◆ **EXERCISE GOAL**:
Copy out all lines that hold "innkjøpsordre".

>>>>>

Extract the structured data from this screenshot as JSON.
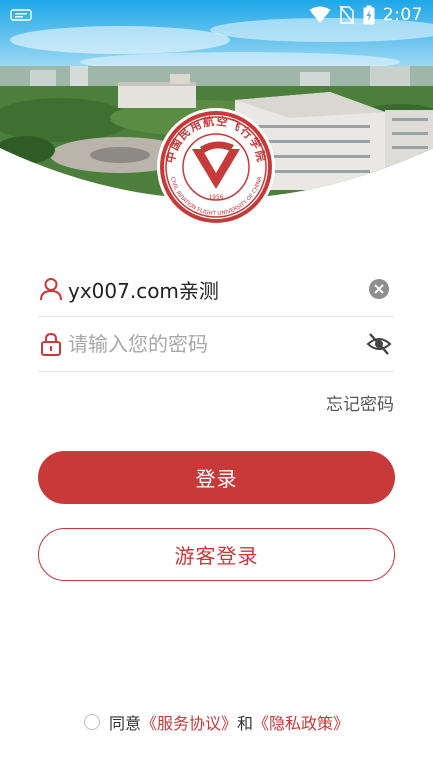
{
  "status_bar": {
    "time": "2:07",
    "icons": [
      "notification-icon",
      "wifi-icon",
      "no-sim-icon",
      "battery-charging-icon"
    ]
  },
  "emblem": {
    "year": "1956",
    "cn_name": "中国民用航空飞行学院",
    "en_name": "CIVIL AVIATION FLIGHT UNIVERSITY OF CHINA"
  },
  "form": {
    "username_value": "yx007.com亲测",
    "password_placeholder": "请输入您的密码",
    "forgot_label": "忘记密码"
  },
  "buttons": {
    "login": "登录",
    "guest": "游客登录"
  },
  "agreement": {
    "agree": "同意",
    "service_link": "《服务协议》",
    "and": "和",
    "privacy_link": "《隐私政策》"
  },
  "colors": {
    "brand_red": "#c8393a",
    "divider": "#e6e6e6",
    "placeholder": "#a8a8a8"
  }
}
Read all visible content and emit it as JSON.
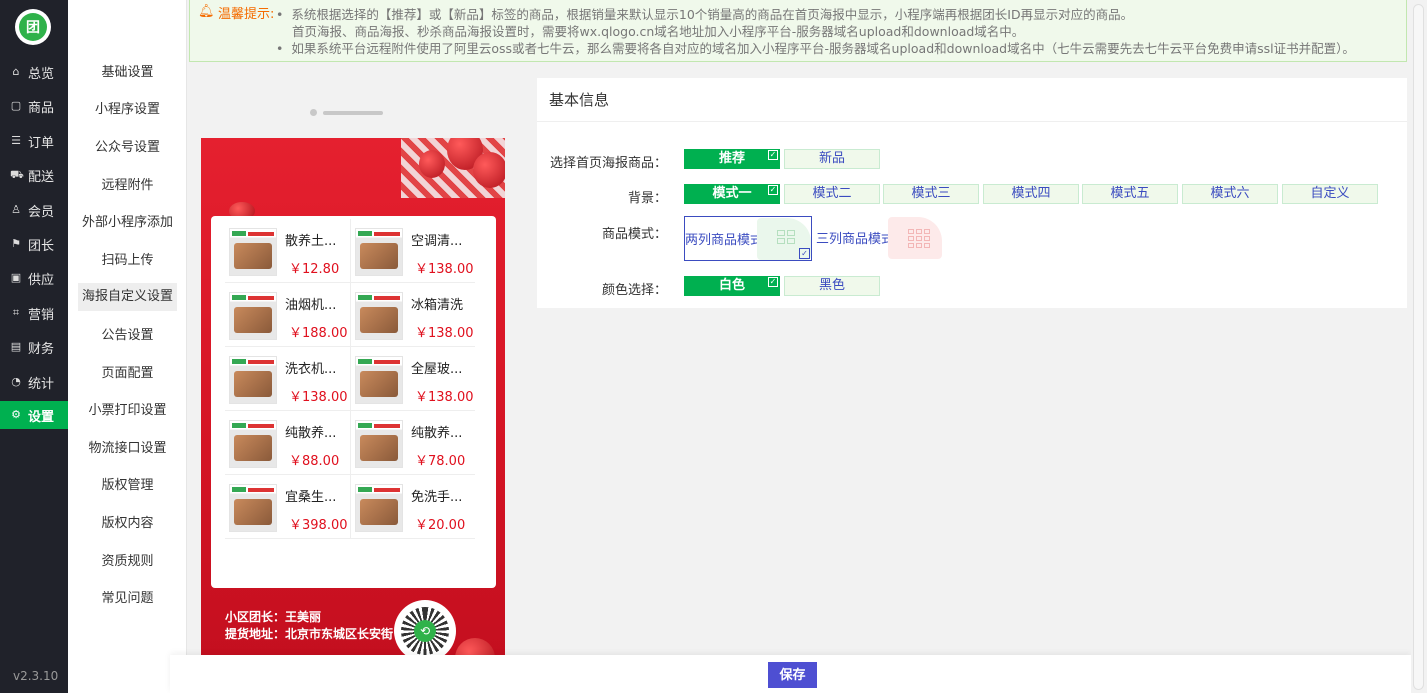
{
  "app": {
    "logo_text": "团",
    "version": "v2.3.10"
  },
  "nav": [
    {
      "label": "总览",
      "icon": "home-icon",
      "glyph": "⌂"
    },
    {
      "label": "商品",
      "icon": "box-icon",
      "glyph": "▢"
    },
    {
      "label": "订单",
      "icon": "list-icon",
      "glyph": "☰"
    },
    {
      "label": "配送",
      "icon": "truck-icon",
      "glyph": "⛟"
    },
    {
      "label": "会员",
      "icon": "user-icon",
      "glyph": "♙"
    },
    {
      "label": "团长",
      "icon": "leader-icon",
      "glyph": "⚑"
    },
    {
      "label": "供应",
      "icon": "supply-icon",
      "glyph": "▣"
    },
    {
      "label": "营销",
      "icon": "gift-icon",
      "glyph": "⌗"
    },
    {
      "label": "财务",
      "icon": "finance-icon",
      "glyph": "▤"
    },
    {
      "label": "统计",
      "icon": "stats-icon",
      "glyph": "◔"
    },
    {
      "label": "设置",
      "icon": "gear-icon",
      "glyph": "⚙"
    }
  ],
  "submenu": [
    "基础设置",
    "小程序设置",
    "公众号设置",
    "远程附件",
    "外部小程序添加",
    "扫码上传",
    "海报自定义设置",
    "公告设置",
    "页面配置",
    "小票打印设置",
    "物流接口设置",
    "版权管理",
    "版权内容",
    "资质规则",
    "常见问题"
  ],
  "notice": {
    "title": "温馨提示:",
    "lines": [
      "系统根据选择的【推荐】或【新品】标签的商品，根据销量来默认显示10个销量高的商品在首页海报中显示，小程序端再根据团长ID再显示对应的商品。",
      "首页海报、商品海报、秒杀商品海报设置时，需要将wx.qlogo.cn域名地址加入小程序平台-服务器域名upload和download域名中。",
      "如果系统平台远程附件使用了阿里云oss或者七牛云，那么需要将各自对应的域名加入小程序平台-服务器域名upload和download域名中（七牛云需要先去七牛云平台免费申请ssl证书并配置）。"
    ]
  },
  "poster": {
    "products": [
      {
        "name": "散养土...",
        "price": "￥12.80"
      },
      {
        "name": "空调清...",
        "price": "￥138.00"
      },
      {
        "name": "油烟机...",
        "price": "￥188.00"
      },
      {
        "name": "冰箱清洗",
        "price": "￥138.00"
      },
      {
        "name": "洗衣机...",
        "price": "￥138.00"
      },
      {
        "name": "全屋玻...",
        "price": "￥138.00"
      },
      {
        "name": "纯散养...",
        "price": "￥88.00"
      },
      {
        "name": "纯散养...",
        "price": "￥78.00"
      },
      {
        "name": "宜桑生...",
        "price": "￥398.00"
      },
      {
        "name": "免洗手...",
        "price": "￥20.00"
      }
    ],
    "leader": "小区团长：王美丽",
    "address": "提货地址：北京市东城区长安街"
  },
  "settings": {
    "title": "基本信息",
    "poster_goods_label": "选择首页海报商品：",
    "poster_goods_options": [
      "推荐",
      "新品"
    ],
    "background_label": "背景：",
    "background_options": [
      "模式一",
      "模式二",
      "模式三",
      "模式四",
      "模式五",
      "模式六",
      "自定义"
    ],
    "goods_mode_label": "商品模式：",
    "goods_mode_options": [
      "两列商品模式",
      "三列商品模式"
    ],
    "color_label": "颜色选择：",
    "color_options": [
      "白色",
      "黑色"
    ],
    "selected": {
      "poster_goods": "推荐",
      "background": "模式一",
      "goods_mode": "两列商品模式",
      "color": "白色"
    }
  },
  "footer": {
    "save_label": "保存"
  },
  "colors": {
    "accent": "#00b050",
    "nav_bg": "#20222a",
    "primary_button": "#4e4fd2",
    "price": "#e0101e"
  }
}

<<<<<
>>>>>

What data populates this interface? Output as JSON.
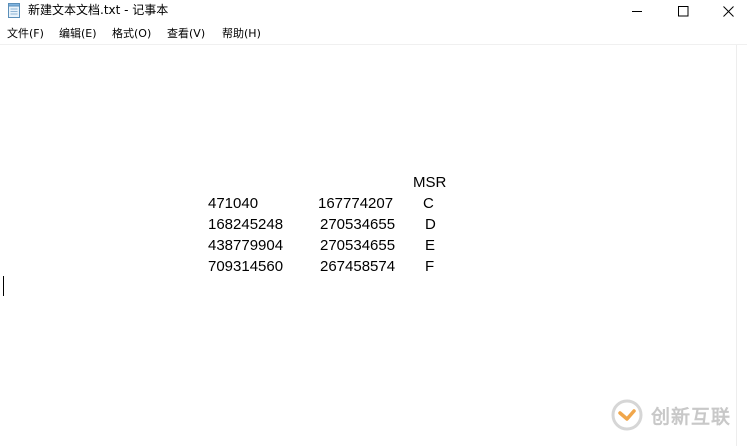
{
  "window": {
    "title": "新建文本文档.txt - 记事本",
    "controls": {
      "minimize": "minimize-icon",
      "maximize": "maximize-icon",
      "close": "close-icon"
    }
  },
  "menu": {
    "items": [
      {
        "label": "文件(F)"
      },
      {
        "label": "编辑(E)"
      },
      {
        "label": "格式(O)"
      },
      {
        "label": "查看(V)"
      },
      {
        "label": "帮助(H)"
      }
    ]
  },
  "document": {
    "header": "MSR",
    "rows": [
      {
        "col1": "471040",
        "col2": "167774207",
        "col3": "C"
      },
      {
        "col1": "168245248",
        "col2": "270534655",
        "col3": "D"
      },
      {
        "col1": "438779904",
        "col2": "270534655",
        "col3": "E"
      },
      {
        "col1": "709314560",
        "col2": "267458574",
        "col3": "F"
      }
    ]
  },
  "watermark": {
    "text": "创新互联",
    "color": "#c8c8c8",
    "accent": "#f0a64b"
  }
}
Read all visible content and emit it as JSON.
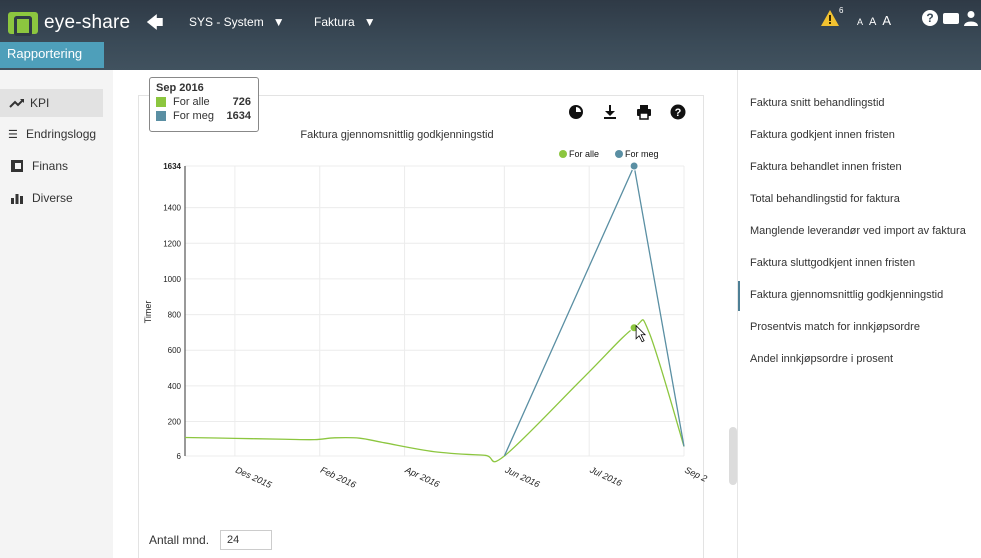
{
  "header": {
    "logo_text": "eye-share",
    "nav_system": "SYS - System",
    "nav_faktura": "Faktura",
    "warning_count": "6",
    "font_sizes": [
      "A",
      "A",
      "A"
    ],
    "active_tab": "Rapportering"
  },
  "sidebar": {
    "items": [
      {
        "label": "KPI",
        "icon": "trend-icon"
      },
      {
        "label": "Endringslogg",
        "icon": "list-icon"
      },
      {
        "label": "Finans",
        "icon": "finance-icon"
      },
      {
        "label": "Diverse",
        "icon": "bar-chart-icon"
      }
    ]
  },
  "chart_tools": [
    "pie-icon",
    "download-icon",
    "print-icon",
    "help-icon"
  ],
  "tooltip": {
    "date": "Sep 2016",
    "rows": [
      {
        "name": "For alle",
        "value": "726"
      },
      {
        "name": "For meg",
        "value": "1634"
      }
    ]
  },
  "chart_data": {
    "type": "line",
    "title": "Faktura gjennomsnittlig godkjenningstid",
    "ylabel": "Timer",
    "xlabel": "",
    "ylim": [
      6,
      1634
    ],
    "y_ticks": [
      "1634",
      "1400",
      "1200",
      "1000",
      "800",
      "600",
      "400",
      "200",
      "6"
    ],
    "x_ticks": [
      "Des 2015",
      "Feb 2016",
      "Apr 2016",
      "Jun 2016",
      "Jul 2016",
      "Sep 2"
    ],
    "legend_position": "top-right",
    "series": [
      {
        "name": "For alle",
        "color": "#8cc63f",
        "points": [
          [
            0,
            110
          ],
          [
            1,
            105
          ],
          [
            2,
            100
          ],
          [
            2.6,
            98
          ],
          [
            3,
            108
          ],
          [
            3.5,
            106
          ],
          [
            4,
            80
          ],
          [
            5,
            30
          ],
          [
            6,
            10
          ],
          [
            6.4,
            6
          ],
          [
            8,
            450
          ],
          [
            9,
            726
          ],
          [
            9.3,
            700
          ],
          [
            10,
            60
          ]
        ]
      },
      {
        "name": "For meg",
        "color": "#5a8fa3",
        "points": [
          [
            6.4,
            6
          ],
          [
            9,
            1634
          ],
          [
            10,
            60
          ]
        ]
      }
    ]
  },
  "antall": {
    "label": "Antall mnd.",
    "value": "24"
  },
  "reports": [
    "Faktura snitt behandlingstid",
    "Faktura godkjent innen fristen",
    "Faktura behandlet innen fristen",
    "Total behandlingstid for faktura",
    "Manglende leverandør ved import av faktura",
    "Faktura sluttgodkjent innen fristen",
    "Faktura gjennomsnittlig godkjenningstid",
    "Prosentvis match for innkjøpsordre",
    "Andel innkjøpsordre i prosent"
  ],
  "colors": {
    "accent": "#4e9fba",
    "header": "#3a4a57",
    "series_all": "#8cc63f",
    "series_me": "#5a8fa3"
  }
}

<<<<<
>>>>>

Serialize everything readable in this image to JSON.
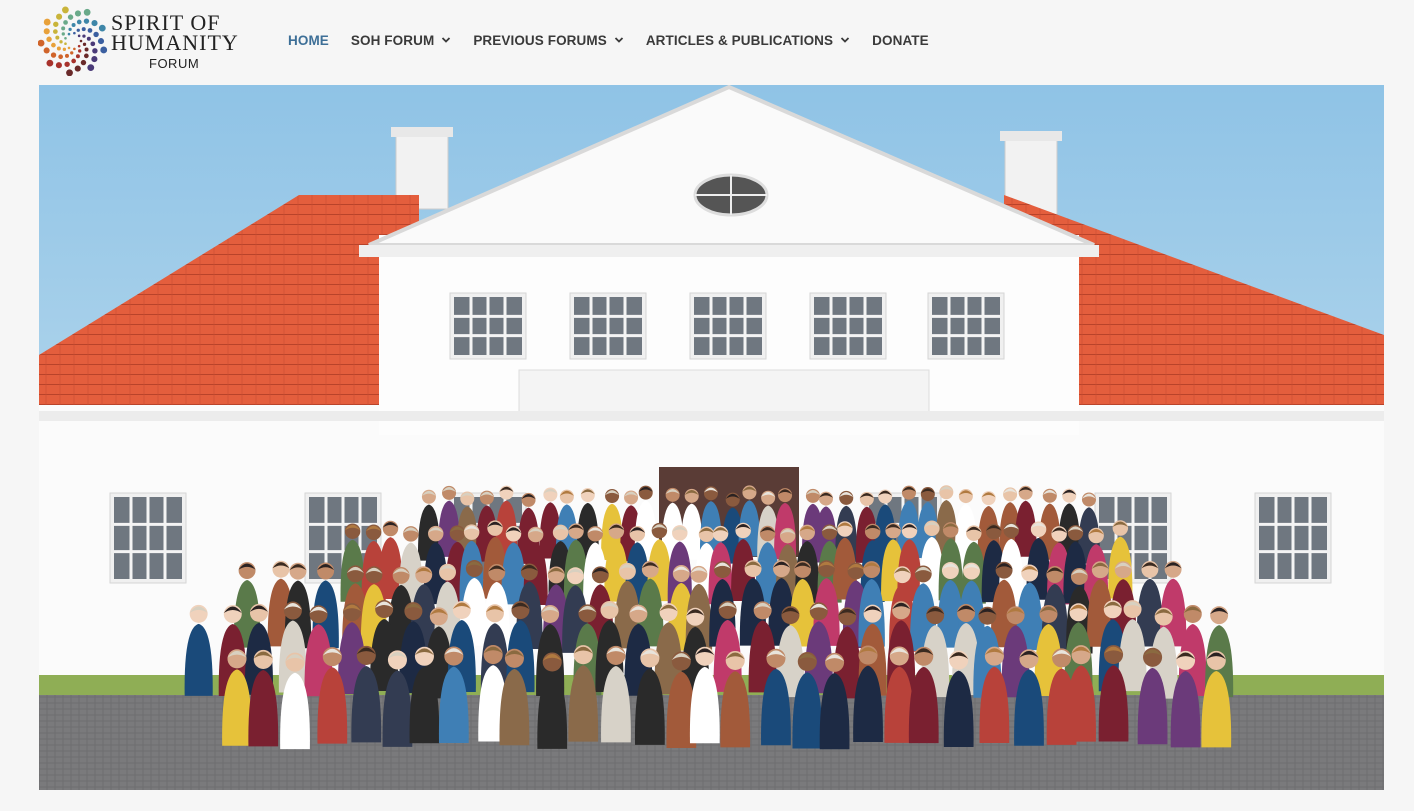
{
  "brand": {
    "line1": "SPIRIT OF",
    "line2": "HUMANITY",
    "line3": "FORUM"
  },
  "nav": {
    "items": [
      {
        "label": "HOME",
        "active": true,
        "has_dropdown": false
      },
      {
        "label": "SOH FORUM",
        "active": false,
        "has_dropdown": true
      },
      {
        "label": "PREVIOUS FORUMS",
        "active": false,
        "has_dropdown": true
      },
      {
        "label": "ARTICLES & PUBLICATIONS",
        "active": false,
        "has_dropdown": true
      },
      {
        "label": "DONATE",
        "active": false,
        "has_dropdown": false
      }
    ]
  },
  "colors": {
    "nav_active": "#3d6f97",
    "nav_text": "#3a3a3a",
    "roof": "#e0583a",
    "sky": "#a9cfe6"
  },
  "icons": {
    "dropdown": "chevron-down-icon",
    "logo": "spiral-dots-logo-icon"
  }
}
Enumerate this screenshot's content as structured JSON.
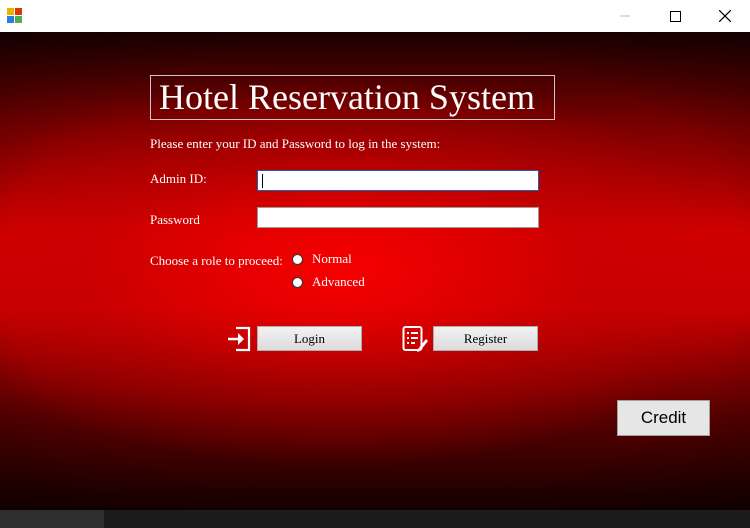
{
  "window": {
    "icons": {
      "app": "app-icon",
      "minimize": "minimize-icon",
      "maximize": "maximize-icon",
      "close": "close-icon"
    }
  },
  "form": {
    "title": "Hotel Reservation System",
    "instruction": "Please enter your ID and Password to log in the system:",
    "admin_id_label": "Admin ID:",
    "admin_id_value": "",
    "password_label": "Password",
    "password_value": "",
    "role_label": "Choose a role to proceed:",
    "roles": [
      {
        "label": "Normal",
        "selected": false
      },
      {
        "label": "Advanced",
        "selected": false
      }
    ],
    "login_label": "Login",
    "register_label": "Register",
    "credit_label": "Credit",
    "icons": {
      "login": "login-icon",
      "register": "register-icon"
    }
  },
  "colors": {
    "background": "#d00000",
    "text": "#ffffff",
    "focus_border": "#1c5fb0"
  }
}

<<<<<

◆ **ANSWER BELOW**:
    "Prosentvis match for innkjøpsordre",
    "Andel innkjøpsordre i prosent"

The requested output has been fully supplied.